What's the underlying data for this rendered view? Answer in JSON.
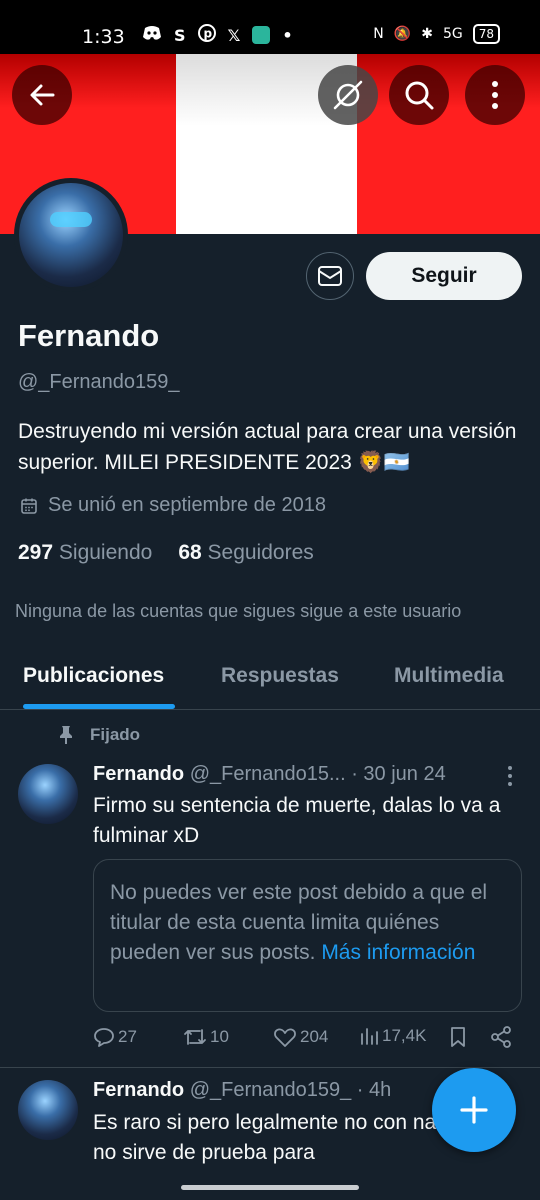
{
  "status_bar": {
    "time": "1:33",
    "battery": "78",
    "network": "5G"
  },
  "profile": {
    "name": "Fernando",
    "handle": "@_Fernando159_",
    "bio": "Destruyendo mi versión actual para crear una versión superior. MILEI PRESIDENTE 2023 🦁🇦🇷",
    "joined": "Se unió en septiembre de 2018",
    "following_count": "297",
    "following_label": "Siguiendo",
    "followers_count": "68",
    "followers_label": "Seguidores",
    "followed_by_note": "Ninguna de las cuentas que sigues sigue a este usuario",
    "follow_button": "Seguir"
  },
  "tabs": [
    {
      "label": "Publicaciones",
      "active": true
    },
    {
      "label": "Respuestas",
      "active": false
    },
    {
      "label": "Multimedia",
      "active": false
    }
  ],
  "pinned_label": "Fijado",
  "posts": [
    {
      "name": "Fernando",
      "handle": "@_Fernando15...",
      "time": "· 30 jun 24",
      "text": "Firmo su sentencia de muerte, dalas lo va a fulminar xD",
      "restricted": {
        "text": "No puedes ver este post debido a que el titular de esta cuenta limita quiénes pueden ver sus posts.",
        "link": "Más información"
      },
      "replies": "27",
      "reposts": "10",
      "likes": "204",
      "views": "17,4K"
    },
    {
      "name": "Fernando",
      "handle": "@_Fernando159_",
      "time": "· 4h",
      "text": "Es raro si pero legalmente no con nada, esto no sirve de prueba para"
    }
  ],
  "colors": {
    "background": "#15202b",
    "accent": "#1d9bf0",
    "banner_red": "#ff1f1f",
    "muted_text": "#8b98a5"
  }
}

• **Goal**
Reproduce every entry word for word, but omit the pictures.

• **Output**
What's the underlying data for this rendered view? Answer in JSON.
{
  "status_bar": {
    "time": "1:33",
    "battery": "78",
    "network": "5G"
  },
  "profile": {
    "name": "Fernando",
    "handle": "@_Fernando159_",
    "bio": "Destruyendo mi versión actual para crear una versión superior. MILEI PRESIDENTE 2023 🦁🇦🇷",
    "joined": "Se unió en septiembre de 2018",
    "following_count": "297",
    "following_label": "Siguiendo",
    "followers_count": "68",
    "followers_label": "Seguidores",
    "followed_by_note": "Ninguna de las cuentas que sigues sigue a este usuario",
    "follow_button": "Seguir"
  },
  "tabs": [
    {
      "label": "Publicaciones",
      "active": true
    },
    {
      "label": "Respuestas",
      "active": false
    },
    {
      "label": "Multimedia",
      "active": false
    }
  ],
  "pinned_label": "Fijado",
  "posts": [
    {
      "name": "Fernando",
      "handle": "@_Fernando15...",
      "time": "· 30 jun 24",
      "text": "Firmo su sentencia de muerte, dalas lo va a fulminar xD",
      "restricted": {
        "text": "No puedes ver este post debido a que el titular de esta cuenta limita quiénes pueden ver sus posts.",
        "link": "Más información"
      },
      "replies": "27",
      "reposts": "10",
      "likes": "204",
      "views": "17,4K"
    },
    {
      "name": "Fernando",
      "handle": "@_Fernando159_",
      "time": "· 4h",
      "text": "Es raro si pero legalmente no con nada, esto no sirve de prueba para"
    }
  ],
  "colors": {
    "background": "#15202b",
    "accent": "#1d9bf0",
    "banner_red": "#ff1f1f",
    "muted_text": "#8b98a5"
  }
}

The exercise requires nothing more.